• _Data in this exercise_:

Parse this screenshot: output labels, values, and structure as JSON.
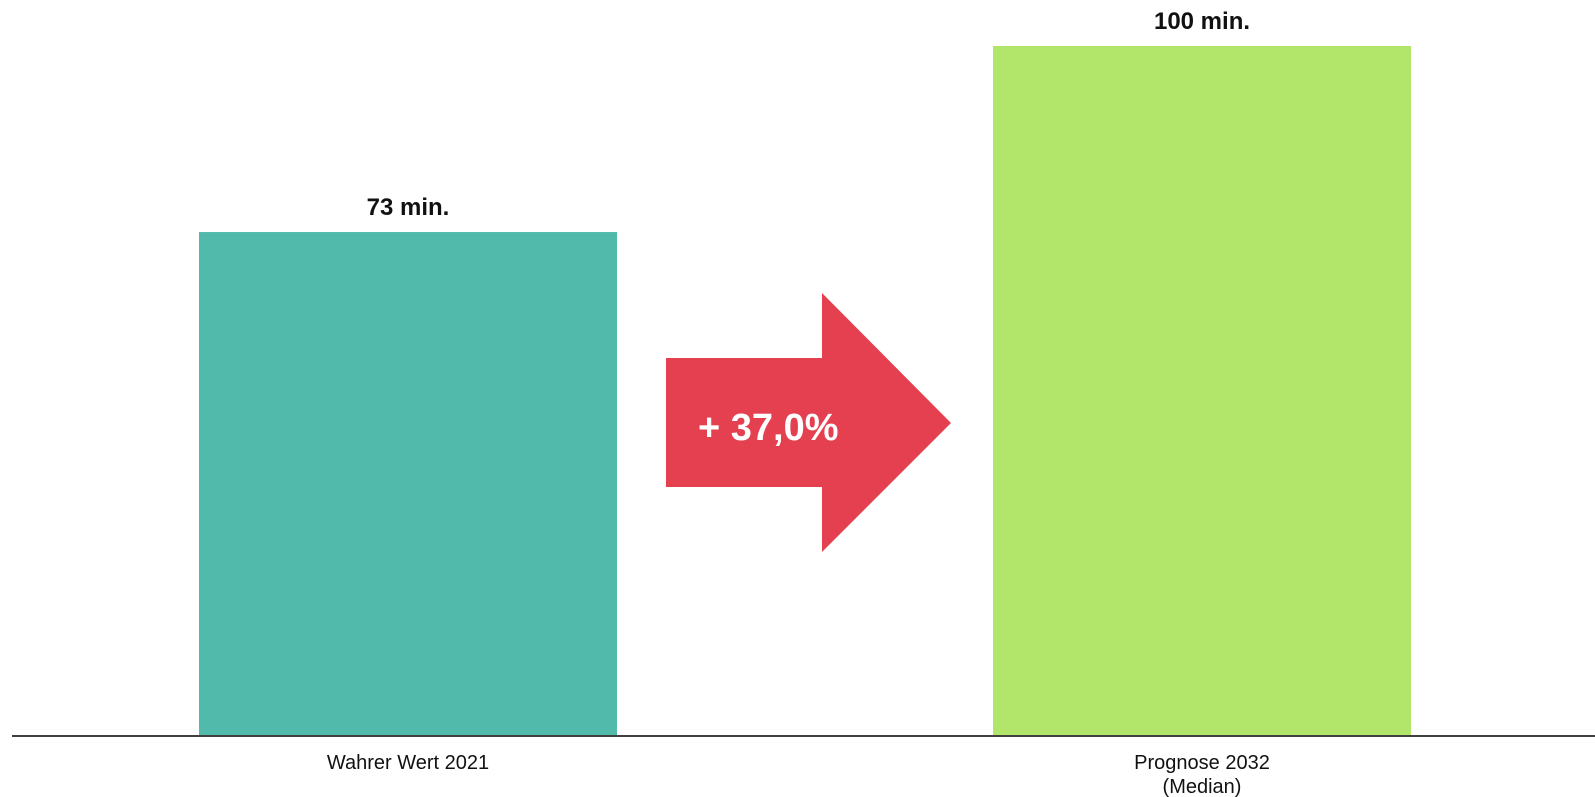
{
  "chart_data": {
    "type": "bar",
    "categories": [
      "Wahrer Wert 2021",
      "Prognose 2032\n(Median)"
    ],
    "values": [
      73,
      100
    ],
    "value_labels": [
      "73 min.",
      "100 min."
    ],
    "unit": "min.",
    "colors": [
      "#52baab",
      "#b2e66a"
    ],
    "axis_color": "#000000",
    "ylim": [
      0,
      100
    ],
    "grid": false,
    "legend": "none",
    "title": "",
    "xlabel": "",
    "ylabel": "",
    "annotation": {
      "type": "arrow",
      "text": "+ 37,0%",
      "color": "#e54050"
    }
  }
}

• _What is needed_: Apart from the pictures, the entries above are to be repeated in full and exactly.

• _In response_:
Parse this screenshot: output labels, values, and structure as JSON.
{
  "chart_data": {
    "type": "bar",
    "categories": [
      "Wahrer Wert 2021",
      "Prognose 2032\n(Median)"
    ],
    "values": [
      73,
      100
    ],
    "value_labels": [
      "73 min.",
      "100 min."
    ],
    "unit": "min.",
    "colors": [
      "#52baab",
      "#b2e66a"
    ],
    "axis_color": "#000000",
    "ylim": [
      0,
      100
    ],
    "grid": false,
    "legend": "none",
    "title": "",
    "xlabel": "",
    "ylabel": "",
    "annotation": {
      "type": "arrow",
      "text": "+ 37,0%",
      "color": "#e54050"
    }
  }
}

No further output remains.